* _Stated goal_:
Extract all lines from the data beneath that include the word "Carnay".

* _Provided entries_:
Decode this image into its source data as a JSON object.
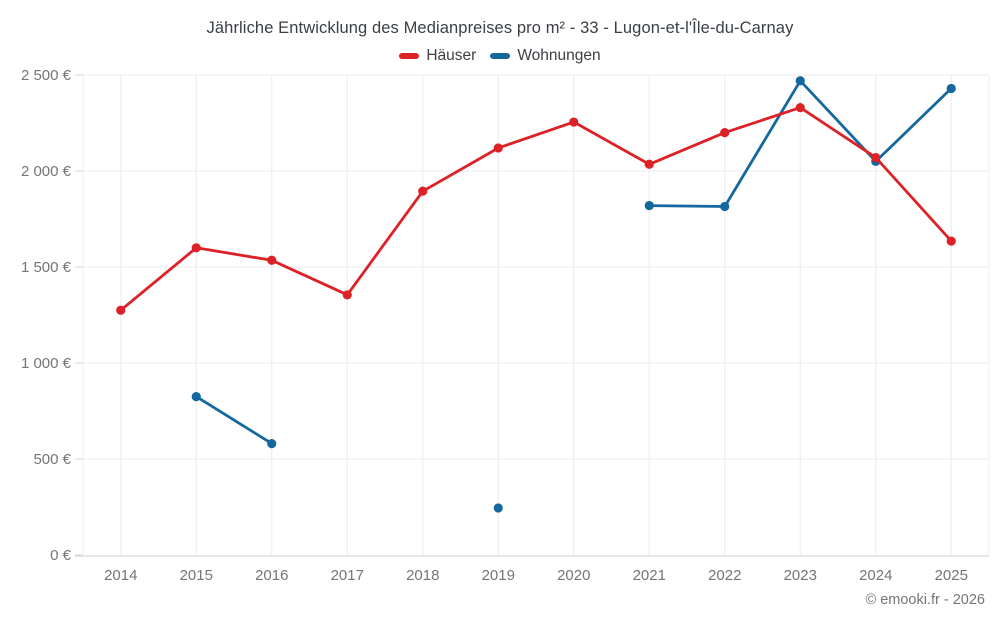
{
  "title": "Jährliche Entwicklung des Medianpreises pro m² - 33 - Lugon-et-l'Île-du-Carnay",
  "footer": {
    "copyright": "© emooki.fr - 2026"
  },
  "chart_data": {
    "type": "line",
    "title": "Jährliche Entwicklung des Medianpreises pro m² - 33 - Lugon-et-l'Île-du-Carnay",
    "x": [
      2014,
      2015,
      2016,
      2017,
      2018,
      2019,
      2020,
      2021,
      2022,
      2023,
      2024,
      2025
    ],
    "series": [
      {
        "name": "Häuser",
        "color": "#dd2227",
        "values": [
          1275,
          1600,
          1535,
          1355,
          1895,
          2120,
          2255,
          2035,
          2200,
          2330,
          2070,
          1635
        ]
      },
      {
        "name": "Wohnungen",
        "color": "#15689e",
        "values": [
          null,
          825,
          580,
          null,
          null,
          245,
          null,
          1820,
          1815,
          2470,
          2050,
          2430
        ]
      }
    ],
    "xlabel": "",
    "ylabel": "",
    "ylim": [
      0,
      2500
    ],
    "yticks": [
      {
        "value": 0,
        "label": "0 €"
      },
      {
        "value": 500,
        "label": "500 €"
      },
      {
        "value": 1000,
        "label": "1 000 €"
      },
      {
        "value": 1500,
        "label": "1 500 €"
      },
      {
        "value": 2000,
        "label": "2 000 €"
      },
      {
        "value": 2500,
        "label": "2 500 €"
      }
    ],
    "grid": true,
    "legend_position": "top",
    "currency": "€"
  },
  "colors": {
    "grid": "#ececec",
    "axis_line": "#d8d8d8",
    "tick": "#d0d0d0",
    "axis_text": "#757575",
    "title_text": "#3b4045",
    "background": "#ffffff"
  }
}
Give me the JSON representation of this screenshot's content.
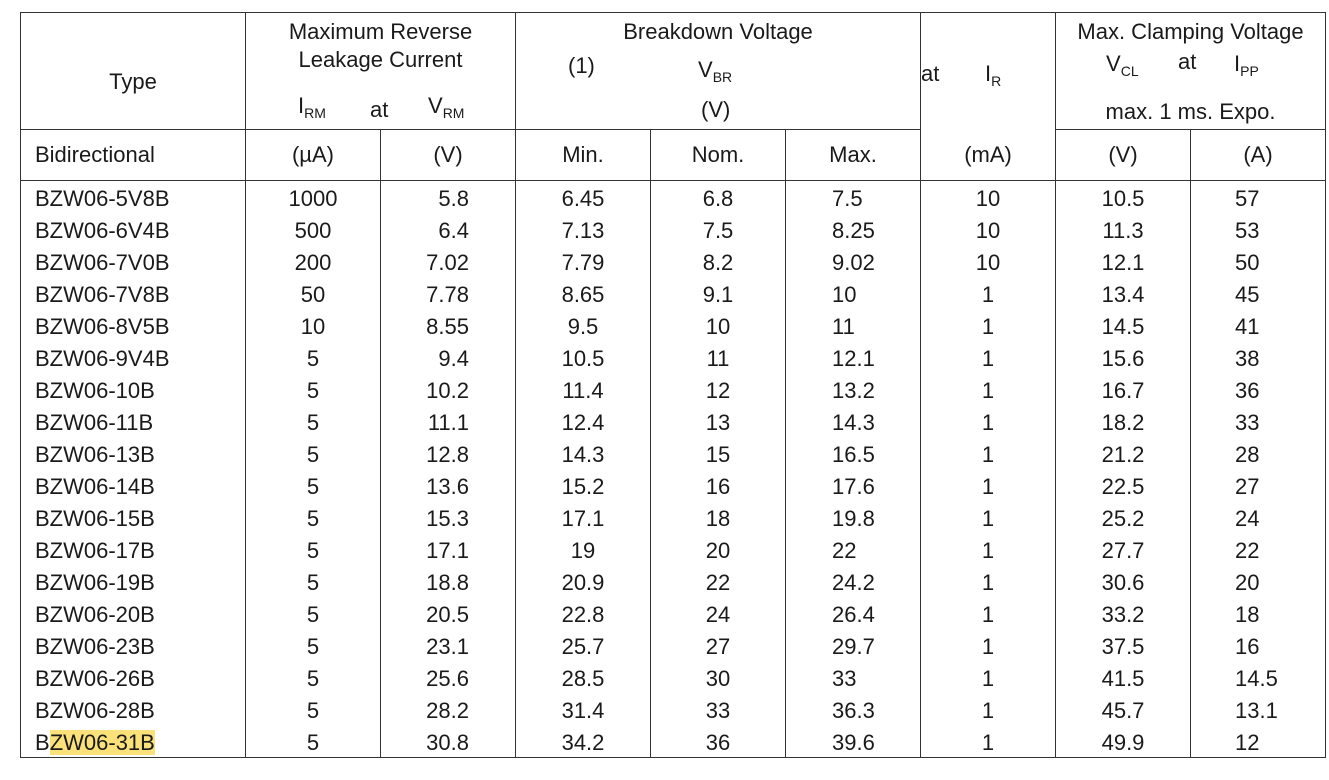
{
  "header": {
    "type": "Type",
    "leakage_line1": "Maximum Reverse",
    "leakage_line2": "Leakage Current",
    "irm_sym": "I",
    "irm_sub": "RM",
    "at1": "at",
    "vrm_sym": "V",
    "vrm_sub": "RM",
    "breakdown": "Breakdown Voltage",
    "note": "(1)",
    "vbr_sym": "V",
    "vbr_sub": "BR",
    "at2": "at",
    "ir_sym": "I",
    "ir_sub": "R",
    "vbr_unit": "(V)",
    "clamping": "Max. Clamping Voltage",
    "vcl_sym": "V",
    "vcl_sub": "CL",
    "at3": "at",
    "ipp_sym": "I",
    "ipp_sub": "PP",
    "clamp_note": "max. 1 ms. Expo."
  },
  "units": {
    "type": "Bidirectional",
    "irm": "(µA)",
    "vrm": "(V)",
    "min": "Min.",
    "nom": "Nom.",
    "max": "Max.",
    "ir": "(mA)",
    "vcl": "(V)",
    "ipp": "(A)"
  },
  "rows": [
    {
      "type": "BZW06-5V8B",
      "irm": "1000",
      "vrm": "5.8",
      "min": "6.45",
      "nom": "6.8",
      "max": "7.5",
      "ir": "10",
      "vcl": "10.5",
      "ipp": "57"
    },
    {
      "type": "BZW06-6V4B",
      "irm": "500",
      "vrm": "6.4",
      "min": "7.13",
      "nom": "7.5",
      "max": "8.25",
      "ir": "10",
      "vcl": "11.3",
      "ipp": "53"
    },
    {
      "type": "BZW06-7V0B",
      "irm": "200",
      "vrm": "7.02",
      "min": "7.79",
      "nom": "8.2",
      "max": "9.02",
      "ir": "10",
      "vcl": "12.1",
      "ipp": "50"
    },
    {
      "type": "BZW06-7V8B",
      "irm": "50",
      "vrm": "7.78",
      "min": "8.65",
      "nom": "9.1",
      "max": "10",
      "ir": "1",
      "vcl": "13.4",
      "ipp": "45"
    },
    {
      "type": "BZW06-8V5B",
      "irm": "10",
      "vrm": "8.55",
      "min": "9.5",
      "nom": "10",
      "max": "11",
      "ir": "1",
      "vcl": "14.5",
      "ipp": "41"
    },
    {
      "type": "BZW06-9V4B",
      "irm": "5",
      "vrm": "9.4",
      "min": "10.5",
      "nom": "11",
      "max": "12.1",
      "ir": "1",
      "vcl": "15.6",
      "ipp": "38"
    },
    {
      "type": "BZW06-10B",
      "irm": "5",
      "vrm": "10.2",
      "min": "11.4",
      "nom": "12",
      "max": "13.2",
      "ir": "1",
      "vcl": "16.7",
      "ipp": "36"
    },
    {
      "type": "BZW06-11B",
      "irm": "5",
      "vrm": "11.1",
      "min": "12.4",
      "nom": "13",
      "max": "14.3",
      "ir": "1",
      "vcl": "18.2",
      "ipp": "33"
    },
    {
      "type": "BZW06-13B",
      "irm": "5",
      "vrm": "12.8",
      "min": "14.3",
      "nom": "15",
      "max": "16.5",
      "ir": "1",
      "vcl": "21.2",
      "ipp": "28"
    },
    {
      "type": "BZW06-14B",
      "irm": "5",
      "vrm": "13.6",
      "min": "15.2",
      "nom": "16",
      "max": "17.6",
      "ir": "1",
      "vcl": "22.5",
      "ipp": "27"
    },
    {
      "type": "BZW06-15B",
      "irm": "5",
      "vrm": "15.3",
      "min": "17.1",
      "nom": "18",
      "max": "19.8",
      "ir": "1",
      "vcl": "25.2",
      "ipp": "24"
    },
    {
      "type": "BZW06-17B",
      "irm": "5",
      "vrm": "17.1",
      "min": "19",
      "nom": "20",
      "max": "22",
      "ir": "1",
      "vcl": "27.7",
      "ipp": "22"
    },
    {
      "type": "BZW06-19B",
      "irm": "5",
      "vrm": "18.8",
      "min": "20.9",
      "nom": "22",
      "max": "24.2",
      "ir": "1",
      "vcl": "30.6",
      "ipp": "20"
    },
    {
      "type": "BZW06-20B",
      "irm": "5",
      "vrm": "20.5",
      "min": "22.8",
      "nom": "24",
      "max": "26.4",
      "ir": "1",
      "vcl": "33.2",
      "ipp": "18"
    },
    {
      "type": "BZW06-23B",
      "irm": "5",
      "vrm": "23.1",
      "min": "25.7",
      "nom": "27",
      "max": "29.7",
      "ir": "1",
      "vcl": "37.5",
      "ipp": "16"
    },
    {
      "type": "BZW06-26B",
      "irm": "5",
      "vrm": "25.6",
      "min": "28.5",
      "nom": "30",
      "max": "33",
      "ir": "1",
      "vcl": "41.5",
      "ipp": "14.5"
    },
    {
      "type": "BZW06-28B",
      "irm": "5",
      "vrm": "28.2",
      "min": "31.4",
      "nom": "33",
      "max": "36.3",
      "ir": "1",
      "vcl": "45.7",
      "ipp": "13.1"
    },
    {
      "type": "BZW06-31B",
      "irm": "5",
      "vrm": "30.8",
      "min": "34.2",
      "nom": "36",
      "max": "39.6",
      "ir": "1",
      "vcl": "49.9",
      "ipp": "12"
    }
  ],
  "highlight": {
    "row_index": 17,
    "color": "#fbe17a"
  }
}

* _Expected answer_:
  "title": "Jährliche Entwicklung des Medianpreises pro m² - 33 - Lugon-et-l'Île-du-Carnay",
    "title": "Jährliche Entwicklung des Medianpreises pro m² - 33 - Lugon-et-l'Île-du-Carnay",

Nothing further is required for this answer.